* begin GIVEN INFORMATION *

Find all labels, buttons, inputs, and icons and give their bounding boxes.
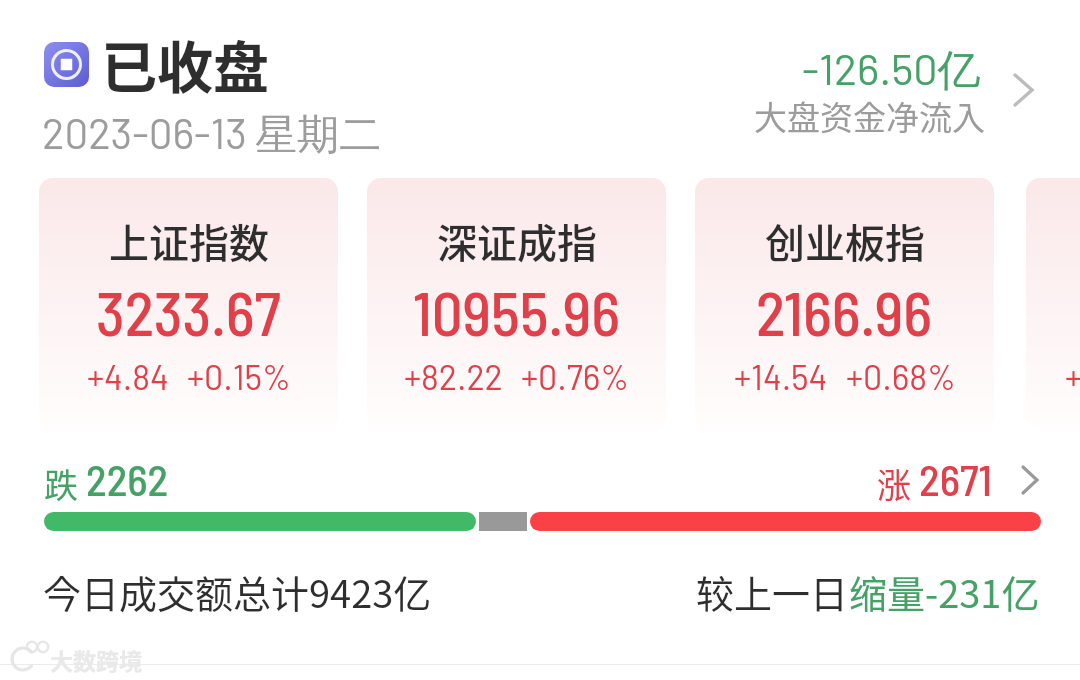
staticText: 2023-06-13 星期二 [42, 107, 382, 161]
staticText: 跌 [44, 459, 78, 508]
staticText: 深证成指 [437, 212, 597, 270]
staticText: 3233.67 [96, 275, 281, 348]
staticText: +82.22 [404, 356, 503, 397]
staticText: +0.15% [187, 356, 291, 397]
staticText: 2166.96 [756, 275, 933, 348]
button[interactable]: Market status [44, 42, 89, 87]
staticText: +0.68% [846, 356, 956, 397]
staticText: +14.54 [734, 356, 828, 397]
staticText: 2671 [919, 453, 992, 505]
staticText: 已收盘 [101, 23, 269, 104]
staticText: -126.50亿 [802, 42, 981, 98]
staticText: +114.18 [1065, 356, 1080, 397]
button[interactable]: -126.50亿 [730, 30, 995, 150]
staticText: 2262 [86, 453, 169, 505]
staticText: 较上一日 [696, 564, 849, 619]
staticText: 10955.96 [413, 275, 621, 348]
button[interactable]: 涨 [877, 450, 1041, 510]
staticText: 涨 [877, 459, 911, 508]
staticText: 大数跨境 [50, 643, 142, 676]
button[interactable]: 深证成指 [367, 178, 666, 429]
button[interactable]: View capital flow [1006, 70, 1046, 110]
staticText: 创业板指 [765, 212, 925, 270]
button[interactable]: 北证50 [1026, 178, 1080, 429]
staticText: 缩量-231亿 [849, 564, 1040, 619]
staticText: 大盘资金净流入 [754, 92, 985, 140]
button[interactable]: 跌 [44, 450, 184, 510]
button[interactable]: 上证指数 [39, 178, 338, 429]
staticText: +0.76% [521, 356, 630, 397]
staticText: +4.84 [87, 356, 169, 397]
button[interactable]: 创业板指 [695, 178, 994, 429]
staticText: 上证指数 [109, 212, 269, 270]
staticText: 今日成交额总计9423亿 [43, 564, 432, 619]
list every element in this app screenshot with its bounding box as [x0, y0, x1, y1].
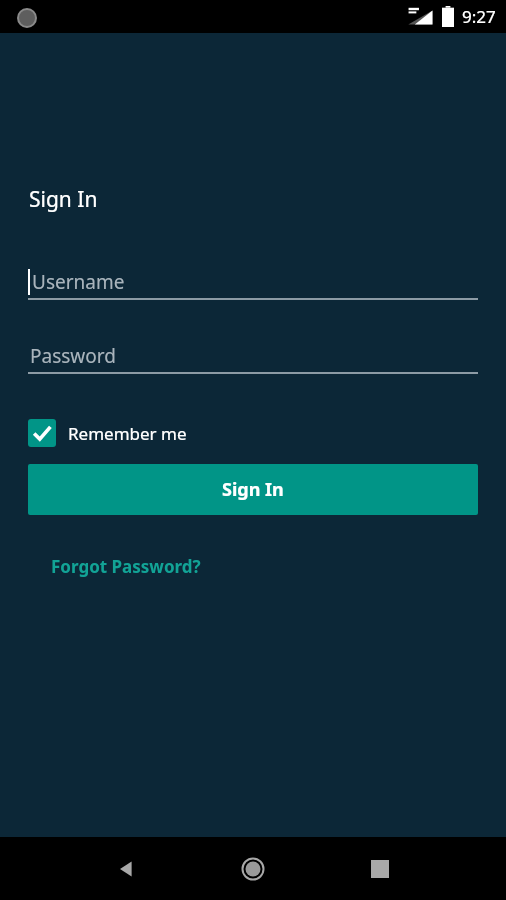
- button[interactable]: Back: [104, 847, 148, 891]
- staticText: Password: [30, 343, 116, 369]
- staticText: Sign In: [29, 185, 98, 214]
- staticText: Sign In: [222, 477, 284, 502]
- button[interactable]: Remember me: [28, 419, 187, 447]
- staticText: Remember me: [68, 422, 187, 445]
- staticText: Forgot Password?: [51, 555, 201, 578]
- staticText: 9:27: [462, 5, 496, 28]
- button[interactable]: Sign In: [28, 464, 478, 515]
- button[interactable]: Forgot Password?: [51, 555, 201, 578]
- staticText: Username: [32, 269, 125, 295]
- button[interactable]: Username: [28, 263, 478, 300]
- button[interactable]: Home: [231, 847, 275, 891]
- button[interactable]: Recent apps: [358, 847, 402, 891]
- button[interactable]: Password: [28, 337, 478, 374]
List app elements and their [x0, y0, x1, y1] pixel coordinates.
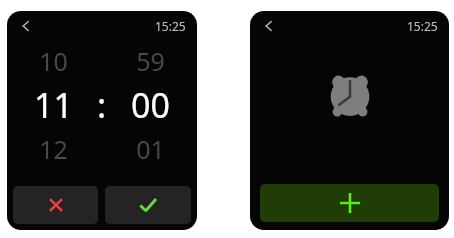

* end GIVEN INFORMATION *

STATED PROBLEM: Turn every line of the entries above into a single numbered list, skipping any blank lines. Omit the pictures.

OUTPUT OF THE TASK:
1. Find all labels, buttons, inputs, and icons and give their bounding boxes.
2. staticText: 2023-06-13 星期二 [42, 107, 382, 161]
3. staticText: 跌 [44, 459, 78, 508]
4. staticText: 深证成指 [437, 212, 597, 270]
5. staticText: 3233.67 [96, 275, 281, 348]
6. staticText: +82.22 [404, 356, 503, 397]
7. staticText: +0.15% [187, 356, 291, 397]
8. staticText: 2166.96 [756, 275, 933, 348]
9. button[interactable]: Market status [44, 42, 89, 87]
10. staticText: +0.68% [846, 356, 956, 397]
11. staticText: +14.54 [734, 356, 828, 397]
12. staticText: 2671 [919, 453, 992, 505]
13. staticText: 已收盘 [101, 23, 269, 104]
14. staticText: -126.50亿 [802, 42, 981, 98]
15. staticText: +114.18 [1065, 356, 1080, 397]
16. button[interactable]: -126.50亿 [730, 30, 995, 150]
17. staticText: 2262 [86, 453, 169, 505]
18. staticText: 较上一日 [696, 564, 849, 619]
19. staticText: 10955.96 [413, 275, 621, 348]
20. button[interactable]: 涨 [877, 450, 1041, 510]
21. staticText: 涨 [877, 459, 911, 508]
22. staticText: 大数跨境 [50, 643, 142, 676]
23. button[interactable]: 深证成指 [367, 178, 666, 429]
24. button[interactable]: View capital flow [1006, 70, 1046, 110]
25. staticText: 创业板指 [765, 212, 925, 270]
26. button[interactable]: 北证50 [1026, 178, 1080, 429]
27. staticText: 缩量-231亿 [849, 564, 1040, 619]
28. staticText: 大盘资金净流入 [754, 92, 985, 140]
29. button[interactable]: 跌 [44, 450, 184, 510]
30. button[interactable]: 上证指数 [39, 178, 338, 429]
31. staticText: +0.76% [521, 356, 630, 397]
32. staticText: +4.84 [87, 356, 169, 397]
33. button[interactable]: 创业板指 [695, 178, 994, 429]
34. staticText: 上证指数 [109, 212, 269, 270]
35. staticText: 今日成交额总计9423亿 [43, 564, 432, 619]
36. list every element in this app screenshot with its bounding box as [x0, y0, x1, y1].
37. - button[interactable]: Back: [104, 847, 148, 891]
38. - staticText: Password: [30, 343, 116, 369]
39. - staticText: Sign In: [29, 185, 98, 214]
40. - staticText: Sign In: [222, 477, 284, 502]
41. - button[interactable]: Remember me: [28, 419, 187, 447]
42. - staticText: Remember me: [68, 422, 187, 445]
43. - staticText: Forgot Password?: [51, 555, 201, 578]
44. - staticText: 9:27: [462, 5, 496, 28]
45. - button[interactable]: Sign In: [28, 464, 478, 515]
46. - button[interactable]: Forgot Password?: [51, 555, 201, 578]
47. - staticText: Username: [32, 269, 125, 295]
48. - button[interactable]: Username: [28, 263, 478, 300]
49. - button[interactable]: Home: [231, 847, 275, 891]
50. - button[interactable]: Recent apps: [358, 847, 402, 891]
51. - button[interactable]: Password: [28, 337, 478, 374]
52. List app elements and their [x0, y0, x1, y1] pixel coordinates.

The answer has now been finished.